START PROVIDED TEXT

As companies move to networked storage, their traveling data becomes exposed in more places than ever before. That makes SAN security one of the biggest goals for companies with expanding storage requirements. This week, Decru Inc. and Vormetric Inc. -- two of a handful of SAN security appliance startups with shipping products -- expanded their offerings in hopes of finding their place in that growing market.

Decru launched its DataFort T520 tape appliance, which can work standalone or with its Fibre Channel appliance, the FC520. Vormetric unveiled CoreGuard 2.0, an upgrade that adds Windows 2000 and Linux support to its storage security appliance, which previously ran only under Solaris.

Both products work with SANs, NAS, and direct attached storage (DAS). They offer authentication and access control, and they encrypt data using Advanced Encryption Standard (AES), a 128-bit or 256-bit encryption standard approved by the U.S. government.

END PROVIDED TEXT

> _TASKS AND EXERCISES_
(a) According to the SAN security passage, why has SAN security become one of the biggest goals for companies with expanding storage requirements?
(b) Reproduce the SAN security passage word for word, from "Both products work" to "the U.S. government.".

START INFORMATION

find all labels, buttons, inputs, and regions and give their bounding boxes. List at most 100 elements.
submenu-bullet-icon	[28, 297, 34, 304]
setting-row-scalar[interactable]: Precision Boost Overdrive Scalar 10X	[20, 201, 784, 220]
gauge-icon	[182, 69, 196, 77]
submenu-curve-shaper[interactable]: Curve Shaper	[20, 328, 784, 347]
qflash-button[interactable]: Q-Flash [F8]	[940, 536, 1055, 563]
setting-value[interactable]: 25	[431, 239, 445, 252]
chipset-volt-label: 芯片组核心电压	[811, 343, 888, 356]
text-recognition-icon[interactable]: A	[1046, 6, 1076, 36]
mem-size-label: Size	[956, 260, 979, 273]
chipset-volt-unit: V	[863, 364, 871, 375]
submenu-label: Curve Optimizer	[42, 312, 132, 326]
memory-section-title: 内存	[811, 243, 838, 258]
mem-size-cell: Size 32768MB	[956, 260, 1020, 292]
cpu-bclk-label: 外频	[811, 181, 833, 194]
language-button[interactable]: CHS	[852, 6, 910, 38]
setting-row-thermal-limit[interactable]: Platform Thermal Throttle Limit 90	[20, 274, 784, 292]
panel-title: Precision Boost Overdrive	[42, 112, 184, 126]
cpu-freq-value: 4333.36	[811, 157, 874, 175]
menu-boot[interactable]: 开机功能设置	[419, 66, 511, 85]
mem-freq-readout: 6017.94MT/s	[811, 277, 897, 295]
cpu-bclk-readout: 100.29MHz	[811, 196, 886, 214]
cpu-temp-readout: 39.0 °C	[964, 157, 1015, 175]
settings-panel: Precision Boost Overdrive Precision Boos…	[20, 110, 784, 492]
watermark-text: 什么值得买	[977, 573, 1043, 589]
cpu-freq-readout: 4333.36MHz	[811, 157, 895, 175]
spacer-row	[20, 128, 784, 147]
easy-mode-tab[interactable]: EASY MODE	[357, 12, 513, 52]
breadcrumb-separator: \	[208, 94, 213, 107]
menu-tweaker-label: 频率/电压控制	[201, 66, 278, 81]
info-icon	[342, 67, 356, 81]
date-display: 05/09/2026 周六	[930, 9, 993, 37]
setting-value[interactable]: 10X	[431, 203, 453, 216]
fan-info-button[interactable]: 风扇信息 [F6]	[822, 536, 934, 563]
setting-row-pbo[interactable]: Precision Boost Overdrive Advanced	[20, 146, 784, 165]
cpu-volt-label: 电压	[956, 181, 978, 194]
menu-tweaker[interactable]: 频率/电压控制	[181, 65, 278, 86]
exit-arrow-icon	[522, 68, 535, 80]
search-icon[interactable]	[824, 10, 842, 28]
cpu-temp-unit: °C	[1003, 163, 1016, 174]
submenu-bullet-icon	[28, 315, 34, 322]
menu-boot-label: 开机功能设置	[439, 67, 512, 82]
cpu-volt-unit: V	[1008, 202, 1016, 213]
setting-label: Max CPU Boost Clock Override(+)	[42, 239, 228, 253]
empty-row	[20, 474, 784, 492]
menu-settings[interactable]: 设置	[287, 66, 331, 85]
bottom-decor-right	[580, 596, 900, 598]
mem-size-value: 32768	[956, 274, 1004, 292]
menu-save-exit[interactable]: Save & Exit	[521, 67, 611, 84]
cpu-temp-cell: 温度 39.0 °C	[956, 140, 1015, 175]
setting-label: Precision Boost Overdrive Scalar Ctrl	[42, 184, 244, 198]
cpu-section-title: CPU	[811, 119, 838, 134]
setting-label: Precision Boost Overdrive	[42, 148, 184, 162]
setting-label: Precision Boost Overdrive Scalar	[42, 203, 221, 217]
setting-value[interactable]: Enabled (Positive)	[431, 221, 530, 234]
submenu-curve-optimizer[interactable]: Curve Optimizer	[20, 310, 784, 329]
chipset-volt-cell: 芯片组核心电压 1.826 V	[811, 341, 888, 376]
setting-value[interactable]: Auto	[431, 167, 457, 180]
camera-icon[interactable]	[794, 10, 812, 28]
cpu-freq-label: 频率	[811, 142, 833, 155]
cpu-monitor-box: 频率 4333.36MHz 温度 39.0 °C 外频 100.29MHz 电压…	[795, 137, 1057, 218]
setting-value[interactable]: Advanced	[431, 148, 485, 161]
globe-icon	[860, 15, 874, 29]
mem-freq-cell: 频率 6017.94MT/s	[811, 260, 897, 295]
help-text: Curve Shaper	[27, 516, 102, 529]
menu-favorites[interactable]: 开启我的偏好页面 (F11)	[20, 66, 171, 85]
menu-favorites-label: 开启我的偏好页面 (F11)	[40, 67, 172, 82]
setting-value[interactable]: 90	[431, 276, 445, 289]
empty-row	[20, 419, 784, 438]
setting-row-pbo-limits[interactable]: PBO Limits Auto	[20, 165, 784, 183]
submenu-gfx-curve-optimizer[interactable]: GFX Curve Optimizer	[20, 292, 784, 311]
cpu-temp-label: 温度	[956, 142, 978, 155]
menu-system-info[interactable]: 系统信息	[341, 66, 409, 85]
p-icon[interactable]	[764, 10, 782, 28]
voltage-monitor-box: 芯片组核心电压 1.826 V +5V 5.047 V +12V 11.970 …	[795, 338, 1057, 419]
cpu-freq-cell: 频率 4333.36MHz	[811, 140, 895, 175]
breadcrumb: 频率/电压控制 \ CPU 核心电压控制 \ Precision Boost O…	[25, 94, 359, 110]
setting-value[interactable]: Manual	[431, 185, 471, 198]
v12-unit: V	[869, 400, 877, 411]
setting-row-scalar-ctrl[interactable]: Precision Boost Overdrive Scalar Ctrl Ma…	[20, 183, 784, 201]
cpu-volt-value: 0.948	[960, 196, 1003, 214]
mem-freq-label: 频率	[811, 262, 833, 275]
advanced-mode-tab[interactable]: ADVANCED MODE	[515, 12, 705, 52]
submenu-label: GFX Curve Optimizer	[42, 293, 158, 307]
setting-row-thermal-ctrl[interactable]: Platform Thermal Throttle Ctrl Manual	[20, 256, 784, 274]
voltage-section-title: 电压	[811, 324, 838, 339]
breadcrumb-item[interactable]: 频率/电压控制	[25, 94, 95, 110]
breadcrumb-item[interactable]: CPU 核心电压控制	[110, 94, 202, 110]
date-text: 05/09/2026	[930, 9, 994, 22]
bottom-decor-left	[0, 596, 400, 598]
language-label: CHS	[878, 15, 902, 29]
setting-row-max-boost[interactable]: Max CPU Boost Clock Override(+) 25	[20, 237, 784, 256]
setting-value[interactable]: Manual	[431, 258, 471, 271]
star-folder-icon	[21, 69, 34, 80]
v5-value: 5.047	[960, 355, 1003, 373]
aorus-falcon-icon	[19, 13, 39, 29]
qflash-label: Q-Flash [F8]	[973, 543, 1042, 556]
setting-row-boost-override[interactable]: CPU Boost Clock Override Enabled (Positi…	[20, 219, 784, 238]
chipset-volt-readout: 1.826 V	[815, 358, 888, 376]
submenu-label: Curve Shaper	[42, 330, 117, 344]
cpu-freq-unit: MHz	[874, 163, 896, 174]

END INFORMATION

> _SOLUTION LIST_
(a) As companies move to networked storage, their traveling data becomes exposed in more places than ever before. That wider exposure makes SAN security one of their biggest goals.

(b)
Both products work with SANs, NAS, and direct attached storage (DAS). They offer authentication and access control, and they encrypt data using Advanced Encryption Standard (AES), a 128-bit or 256-bit encryption standard approved by the U.S. government.